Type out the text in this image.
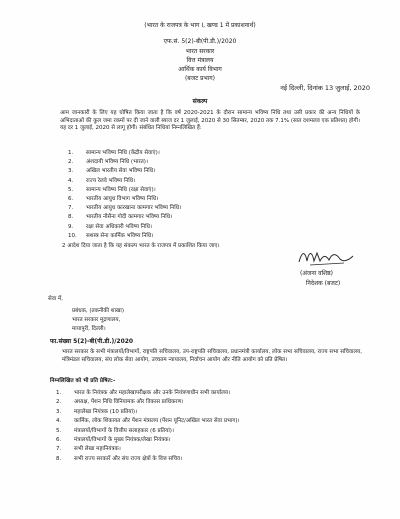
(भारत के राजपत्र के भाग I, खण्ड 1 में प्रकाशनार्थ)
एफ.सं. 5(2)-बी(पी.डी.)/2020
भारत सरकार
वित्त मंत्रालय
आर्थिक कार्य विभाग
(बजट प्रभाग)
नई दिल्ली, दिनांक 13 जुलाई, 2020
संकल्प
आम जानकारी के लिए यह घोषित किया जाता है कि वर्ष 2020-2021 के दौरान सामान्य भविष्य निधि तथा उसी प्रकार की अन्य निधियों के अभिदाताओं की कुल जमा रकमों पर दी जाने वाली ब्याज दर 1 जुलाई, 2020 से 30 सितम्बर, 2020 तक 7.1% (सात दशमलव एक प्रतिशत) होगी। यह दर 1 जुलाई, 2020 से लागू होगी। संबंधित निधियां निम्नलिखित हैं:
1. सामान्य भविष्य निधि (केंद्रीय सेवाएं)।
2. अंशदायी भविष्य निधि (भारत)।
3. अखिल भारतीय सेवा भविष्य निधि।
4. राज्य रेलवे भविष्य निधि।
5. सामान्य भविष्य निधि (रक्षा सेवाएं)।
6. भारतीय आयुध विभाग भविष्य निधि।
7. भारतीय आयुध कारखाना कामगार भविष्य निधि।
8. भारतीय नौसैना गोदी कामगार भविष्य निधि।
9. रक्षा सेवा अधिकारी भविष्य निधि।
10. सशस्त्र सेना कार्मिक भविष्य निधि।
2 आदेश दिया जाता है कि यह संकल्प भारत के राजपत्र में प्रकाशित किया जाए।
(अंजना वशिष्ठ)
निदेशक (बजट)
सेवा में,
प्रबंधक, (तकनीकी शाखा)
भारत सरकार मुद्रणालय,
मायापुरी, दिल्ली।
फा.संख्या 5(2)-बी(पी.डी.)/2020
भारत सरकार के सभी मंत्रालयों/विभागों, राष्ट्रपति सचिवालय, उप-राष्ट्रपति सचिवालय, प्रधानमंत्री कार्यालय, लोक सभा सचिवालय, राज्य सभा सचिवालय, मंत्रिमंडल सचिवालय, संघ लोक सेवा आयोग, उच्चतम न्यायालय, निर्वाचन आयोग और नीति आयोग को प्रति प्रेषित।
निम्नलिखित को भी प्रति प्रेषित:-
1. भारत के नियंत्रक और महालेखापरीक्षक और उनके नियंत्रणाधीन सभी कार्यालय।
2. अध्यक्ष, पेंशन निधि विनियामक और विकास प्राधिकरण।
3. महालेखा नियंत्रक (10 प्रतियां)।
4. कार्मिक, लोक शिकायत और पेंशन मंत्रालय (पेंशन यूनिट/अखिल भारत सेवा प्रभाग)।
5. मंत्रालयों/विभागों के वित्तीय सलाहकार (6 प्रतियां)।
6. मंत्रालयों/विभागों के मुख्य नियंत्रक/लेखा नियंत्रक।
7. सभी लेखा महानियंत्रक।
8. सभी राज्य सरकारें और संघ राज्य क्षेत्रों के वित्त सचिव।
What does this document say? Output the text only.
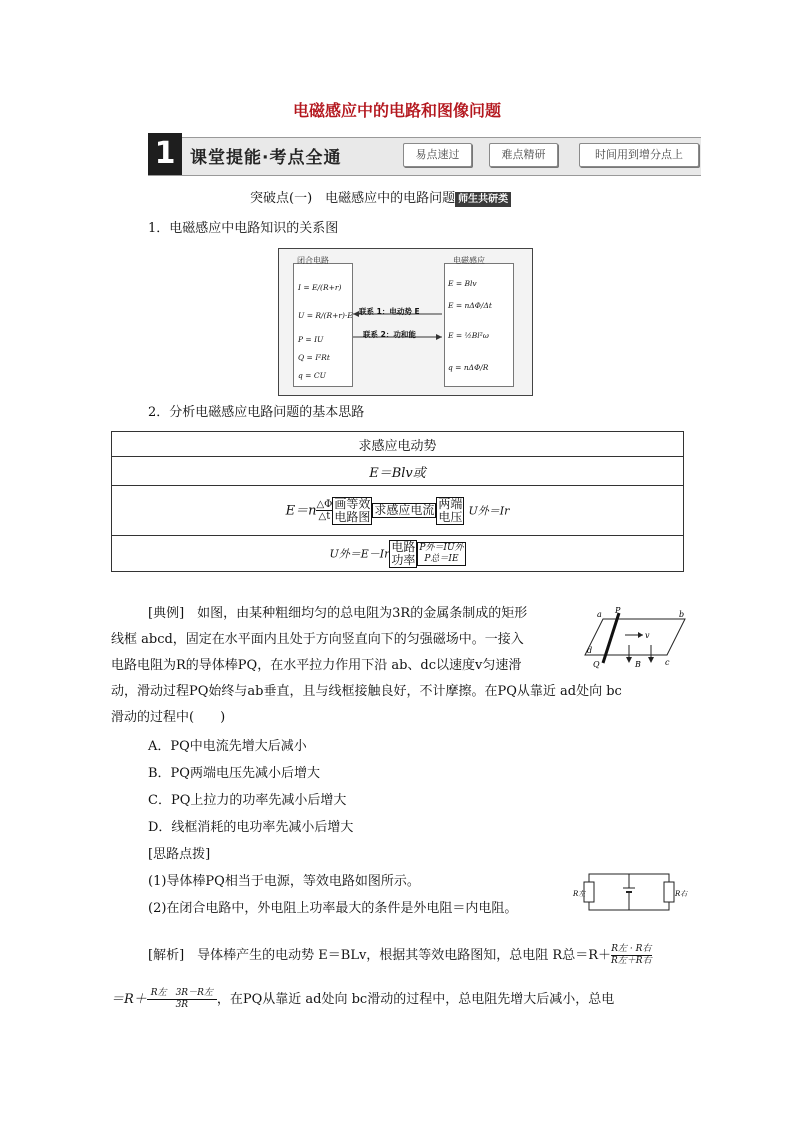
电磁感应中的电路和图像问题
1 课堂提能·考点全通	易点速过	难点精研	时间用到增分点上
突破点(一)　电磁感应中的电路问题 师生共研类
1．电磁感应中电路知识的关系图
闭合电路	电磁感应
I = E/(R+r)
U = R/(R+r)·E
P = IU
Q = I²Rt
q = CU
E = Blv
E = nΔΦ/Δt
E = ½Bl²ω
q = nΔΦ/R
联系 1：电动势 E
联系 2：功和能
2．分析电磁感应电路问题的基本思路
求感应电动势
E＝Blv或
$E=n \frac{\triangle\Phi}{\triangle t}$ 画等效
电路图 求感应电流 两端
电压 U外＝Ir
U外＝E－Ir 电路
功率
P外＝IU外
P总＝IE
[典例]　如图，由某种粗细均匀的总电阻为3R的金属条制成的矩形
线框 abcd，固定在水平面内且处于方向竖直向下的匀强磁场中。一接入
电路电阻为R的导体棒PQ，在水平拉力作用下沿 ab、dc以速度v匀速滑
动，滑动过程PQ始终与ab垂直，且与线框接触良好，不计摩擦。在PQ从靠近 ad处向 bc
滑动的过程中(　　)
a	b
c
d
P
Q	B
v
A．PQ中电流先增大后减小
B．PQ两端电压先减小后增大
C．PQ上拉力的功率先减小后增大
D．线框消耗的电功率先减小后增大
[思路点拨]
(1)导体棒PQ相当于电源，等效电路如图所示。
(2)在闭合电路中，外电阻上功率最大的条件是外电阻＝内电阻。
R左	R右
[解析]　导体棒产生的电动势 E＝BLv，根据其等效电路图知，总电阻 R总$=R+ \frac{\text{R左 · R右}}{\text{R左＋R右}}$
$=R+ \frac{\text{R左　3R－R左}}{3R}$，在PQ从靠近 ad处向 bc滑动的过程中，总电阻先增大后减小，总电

==

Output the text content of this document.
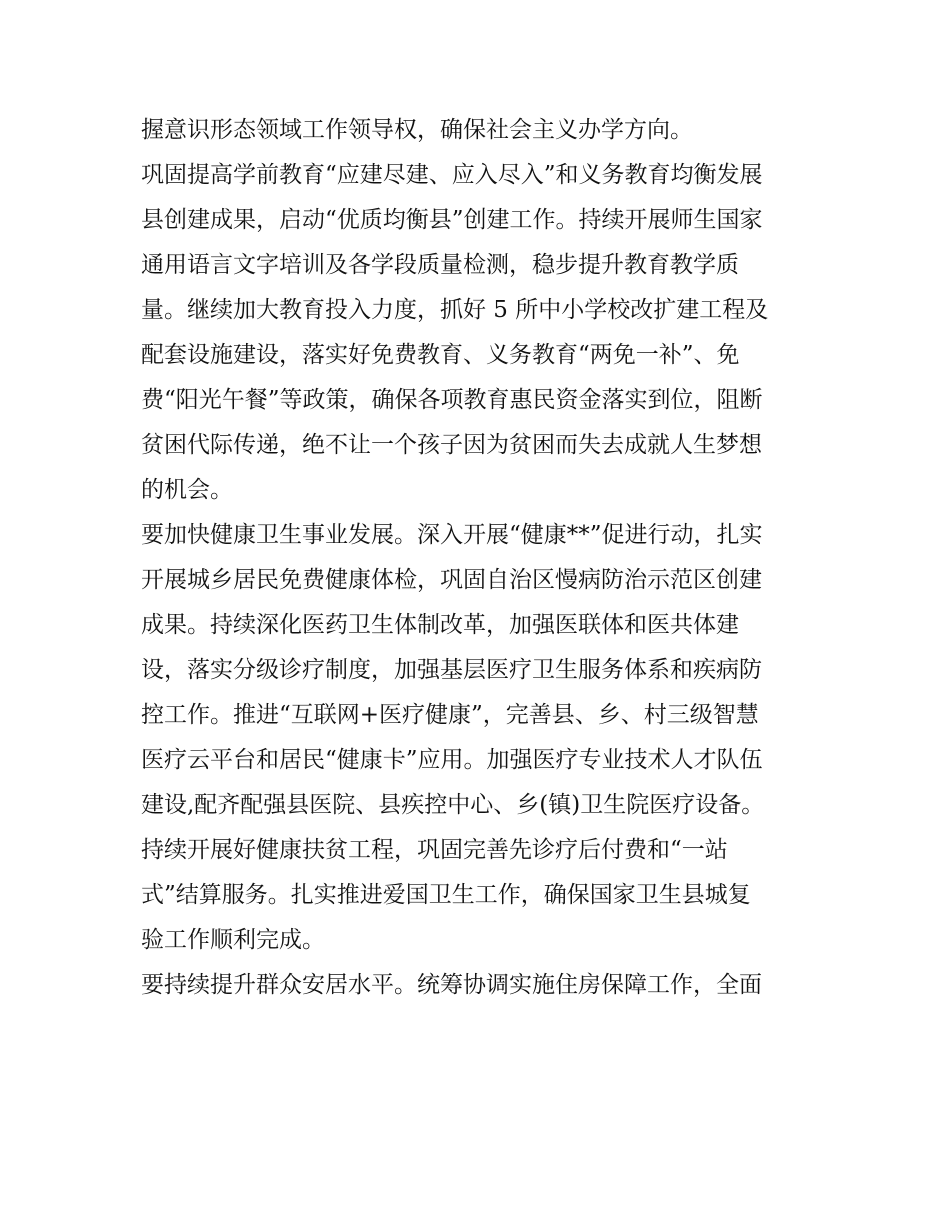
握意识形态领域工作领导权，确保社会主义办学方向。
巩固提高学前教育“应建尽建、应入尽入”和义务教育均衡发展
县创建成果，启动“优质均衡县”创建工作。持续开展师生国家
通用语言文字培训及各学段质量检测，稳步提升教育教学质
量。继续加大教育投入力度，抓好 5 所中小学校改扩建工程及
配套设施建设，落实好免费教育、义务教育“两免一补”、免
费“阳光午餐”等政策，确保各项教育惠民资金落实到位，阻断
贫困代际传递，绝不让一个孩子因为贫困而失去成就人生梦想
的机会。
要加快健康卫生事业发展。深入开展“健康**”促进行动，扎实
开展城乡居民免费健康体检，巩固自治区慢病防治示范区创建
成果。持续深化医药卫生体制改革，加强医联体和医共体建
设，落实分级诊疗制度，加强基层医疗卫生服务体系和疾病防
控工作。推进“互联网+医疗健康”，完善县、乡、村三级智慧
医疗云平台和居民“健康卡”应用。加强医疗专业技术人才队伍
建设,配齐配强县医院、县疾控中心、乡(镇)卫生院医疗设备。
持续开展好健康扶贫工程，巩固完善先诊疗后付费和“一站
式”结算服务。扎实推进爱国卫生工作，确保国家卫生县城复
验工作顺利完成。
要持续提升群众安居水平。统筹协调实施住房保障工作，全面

Instructions for the task: Read through the entries and copy every line that includes "Output".

Response:
What does this document say? Output the text only.
Output the text content of this document.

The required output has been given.